JOB: Extract every line that includes the string "text".

Stored records:

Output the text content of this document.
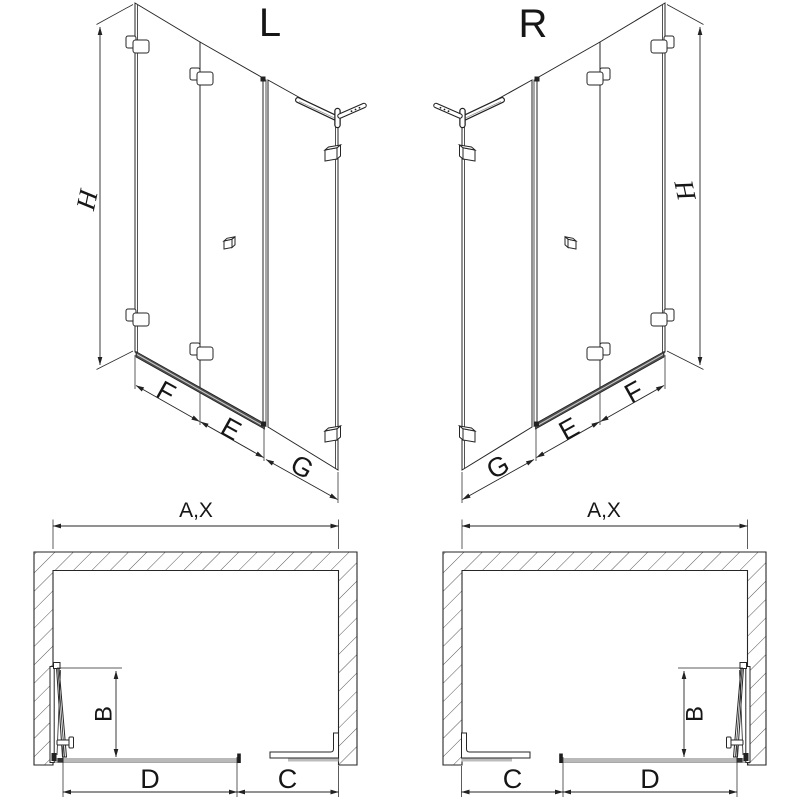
L	R
H
F
E
G
H
G
E
F
A,X
B
D	C
A,X
B
C	D
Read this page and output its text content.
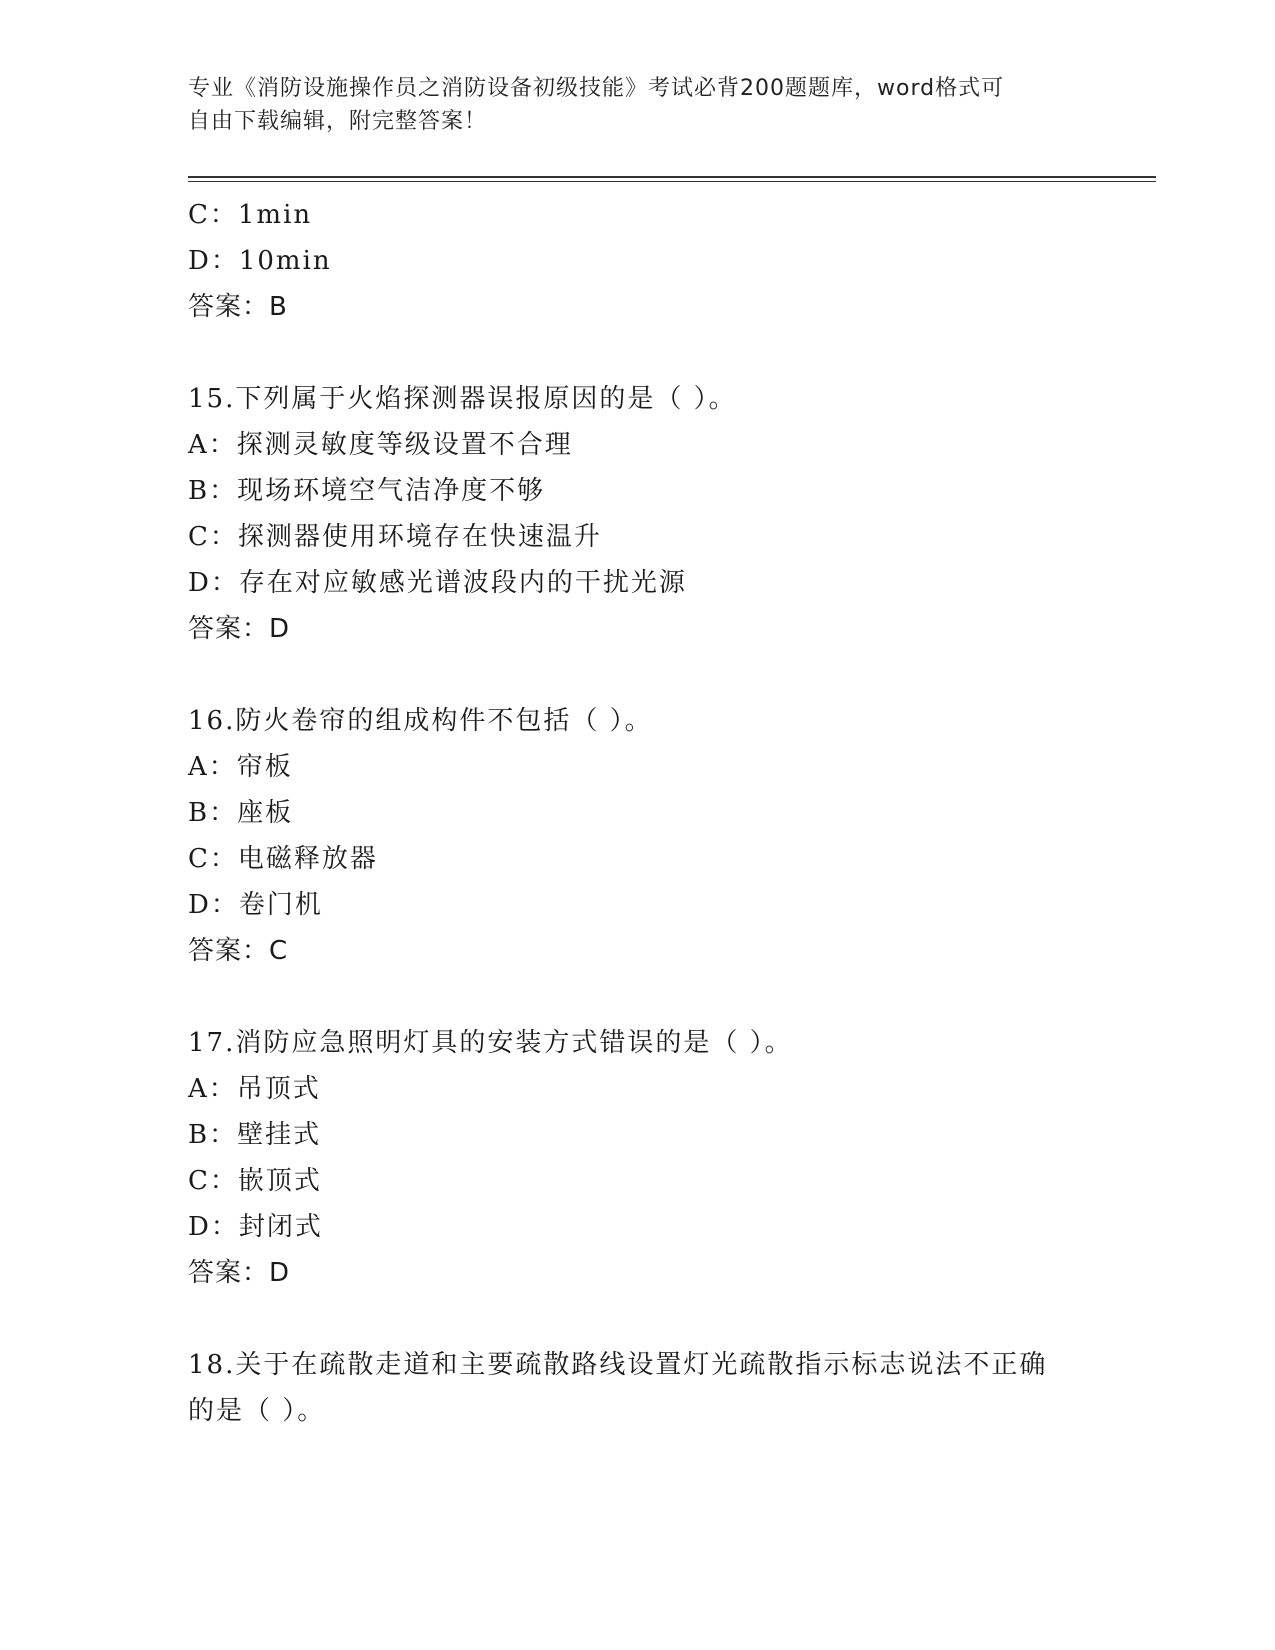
专业《消防设施操作员之消防设备初级技能》考试必背200题题库，word格式可
自由下载编辑，附完整答案！
C：1min
D：10min
答案：B
15.下列属于火焰探测器误报原因的是（ ）。
A：探测灵敏度等级设置不合理
B：现场环境空气洁净度不够
C：探测器使用环境存在快速温升
D：存在对应敏感光谱波段内的干扰光源
答案：D
16.防火卷帘的组成构件不包括（ ）。
A：帘板
B：座板
C：电磁释放器
D：卷门机
答案：C
17.消防应急照明灯具的安装方式错误的是（ ）。
A：吊顶式
B：壁挂式
C：嵌顶式
D：封闭式
答案：D
18.关于在疏散走道和主要疏散路线设置灯光疏散指示标志说法不正确
的是（ ）。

ANSWER TO THIS EXERCISE:
Output the text content of this document.
Read this page and output its text content.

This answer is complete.